Rows from a dataset:
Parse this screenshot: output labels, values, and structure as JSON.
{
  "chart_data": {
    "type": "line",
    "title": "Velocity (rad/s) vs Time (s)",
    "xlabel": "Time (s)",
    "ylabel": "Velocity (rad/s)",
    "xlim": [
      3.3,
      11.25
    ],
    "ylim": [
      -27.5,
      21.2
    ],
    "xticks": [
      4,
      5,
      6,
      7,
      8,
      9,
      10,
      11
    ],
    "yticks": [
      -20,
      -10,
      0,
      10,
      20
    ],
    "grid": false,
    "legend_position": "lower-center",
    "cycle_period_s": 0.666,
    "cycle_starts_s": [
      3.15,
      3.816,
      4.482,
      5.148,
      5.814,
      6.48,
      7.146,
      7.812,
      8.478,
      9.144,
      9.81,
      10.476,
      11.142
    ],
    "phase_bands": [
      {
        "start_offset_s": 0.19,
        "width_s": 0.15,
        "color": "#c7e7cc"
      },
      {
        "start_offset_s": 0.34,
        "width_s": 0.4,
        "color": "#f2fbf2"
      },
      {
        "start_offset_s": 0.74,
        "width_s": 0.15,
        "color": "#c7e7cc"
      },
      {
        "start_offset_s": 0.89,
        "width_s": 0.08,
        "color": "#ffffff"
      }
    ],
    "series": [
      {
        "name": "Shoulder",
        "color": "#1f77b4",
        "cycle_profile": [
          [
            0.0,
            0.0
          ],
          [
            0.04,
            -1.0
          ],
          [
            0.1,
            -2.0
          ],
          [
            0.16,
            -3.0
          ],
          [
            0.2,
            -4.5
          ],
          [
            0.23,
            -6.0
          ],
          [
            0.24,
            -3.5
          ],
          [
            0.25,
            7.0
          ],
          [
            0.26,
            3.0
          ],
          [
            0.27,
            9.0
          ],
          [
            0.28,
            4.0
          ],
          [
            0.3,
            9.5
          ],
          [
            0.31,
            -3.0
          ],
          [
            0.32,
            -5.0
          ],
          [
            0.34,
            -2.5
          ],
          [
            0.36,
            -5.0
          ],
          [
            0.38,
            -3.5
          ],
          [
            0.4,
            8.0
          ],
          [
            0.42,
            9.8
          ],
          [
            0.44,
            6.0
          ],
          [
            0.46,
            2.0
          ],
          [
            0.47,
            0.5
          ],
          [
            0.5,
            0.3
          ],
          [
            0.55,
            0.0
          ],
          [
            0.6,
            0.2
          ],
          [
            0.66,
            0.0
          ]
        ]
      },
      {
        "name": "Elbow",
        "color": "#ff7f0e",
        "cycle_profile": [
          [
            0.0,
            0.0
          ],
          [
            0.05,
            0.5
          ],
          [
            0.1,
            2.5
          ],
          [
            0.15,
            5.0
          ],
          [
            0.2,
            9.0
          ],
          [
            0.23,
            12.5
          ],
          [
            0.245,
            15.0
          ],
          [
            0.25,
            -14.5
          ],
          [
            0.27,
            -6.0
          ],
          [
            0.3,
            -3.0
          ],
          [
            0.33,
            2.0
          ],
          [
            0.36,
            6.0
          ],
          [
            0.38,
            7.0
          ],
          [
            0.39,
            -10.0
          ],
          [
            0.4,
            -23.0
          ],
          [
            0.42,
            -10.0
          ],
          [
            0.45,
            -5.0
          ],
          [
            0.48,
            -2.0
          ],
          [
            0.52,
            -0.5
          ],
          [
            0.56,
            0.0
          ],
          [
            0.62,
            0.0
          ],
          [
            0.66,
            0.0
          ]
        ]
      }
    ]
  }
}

**EXERCISE:** Every line of the data above should be reproduced word for word.

**CORRECT ANSWER:**
Parse this screenshot: output labels, values, and structure as JSON.
{
  "chart_data": {
    "type": "line",
    "title": "Velocity (rad/s) vs Time (s)",
    "xlabel": "Time (s)",
    "ylabel": "Velocity (rad/s)",
    "xlim": [
      3.3,
      11.25
    ],
    "ylim": [
      -27.5,
      21.2
    ],
    "xticks": [
      4,
      5,
      6,
      7,
      8,
      9,
      10,
      11
    ],
    "yticks": [
      -20,
      -10,
      0,
      10,
      20
    ],
    "grid": false,
    "legend_position": "lower-center",
    "cycle_period_s": 0.666,
    "cycle_starts_s": [
      3.15,
      3.816,
      4.482,
      5.148,
      5.814,
      6.48,
      7.146,
      7.812,
      8.478,
      9.144,
      9.81,
      10.476,
      11.142
    ],
    "phase_bands": [
      {
        "start_offset_s": 0.19,
        "width_s": 0.15,
        "color": "#c7e7cc"
      },
      {
        "start_offset_s": 0.34,
        "width_s": 0.4,
        "color": "#f2fbf2"
      },
      {
        "start_offset_s": 0.74,
        "width_s": 0.15,
        "color": "#c7e7cc"
      },
      {
        "start_offset_s": 0.89,
        "width_s": 0.08,
        "color": "#ffffff"
      }
    ],
    "series": [
      {
        "name": "Shoulder",
        "color": "#1f77b4",
        "cycle_profile": [
          [
            0.0,
            0.0
          ],
          [
            0.04,
            -1.0
          ],
          [
            0.1,
            -2.0
          ],
          [
            0.16,
            -3.0
          ],
          [
            0.2,
            -4.5
          ],
          [
            0.23,
            -6.0
          ],
          [
            0.24,
            -3.5
          ],
          [
            0.25,
            7.0
          ],
          [
            0.26,
            3.0
          ],
          [
            0.27,
            9.0
          ],
          [
            0.28,
            4.0
          ],
          [
            0.3,
            9.5
          ],
          [
            0.31,
            -3.0
          ],
          [
            0.32,
            -5.0
          ],
          [
            0.34,
            -2.5
          ],
          [
            0.36,
            -5.0
          ],
          [
            0.38,
            -3.5
          ],
          [
            0.4,
            8.0
          ],
          [
            0.42,
            9.8
          ],
          [
            0.44,
            6.0
          ],
          [
            0.46,
            2.0
          ],
          [
            0.47,
            0.5
          ],
          [
            0.5,
            0.3
          ],
          [
            0.55,
            0.0
          ],
          [
            0.6,
            0.2
          ],
          [
            0.66,
            0.0
          ]
        ]
      },
      {
        "name": "Elbow",
        "color": "#ff7f0e",
        "cycle_profile": [
          [
            0.0,
            0.0
          ],
          [
            0.05,
            0.5
          ],
          [
            0.1,
            2.5
          ],
          [
            0.15,
            5.0
          ],
          [
            0.2,
            9.0
          ],
          [
            0.23,
            12.5
          ],
          [
            0.245,
            15.0
          ],
          [
            0.25,
            -14.5
          ],
          [
            0.27,
            -6.0
          ],
          [
            0.3,
            -3.0
          ],
          [
            0.33,
            2.0
          ],
          [
            0.36,
            6.0
          ],
          [
            0.38,
            7.0
          ],
          [
            0.39,
            -10.0
          ],
          [
            0.4,
            -23.0
          ],
          [
            0.42,
            -10.0
          ],
          [
            0.45,
            -5.0
          ],
          [
            0.48,
            -2.0
          ],
          [
            0.52,
            -0.5
          ],
          [
            0.56,
            0.0
          ],
          [
            0.62,
            0.0
          ],
          [
            0.66,
            0.0
          ]
        ]
      }
    ]
  }
}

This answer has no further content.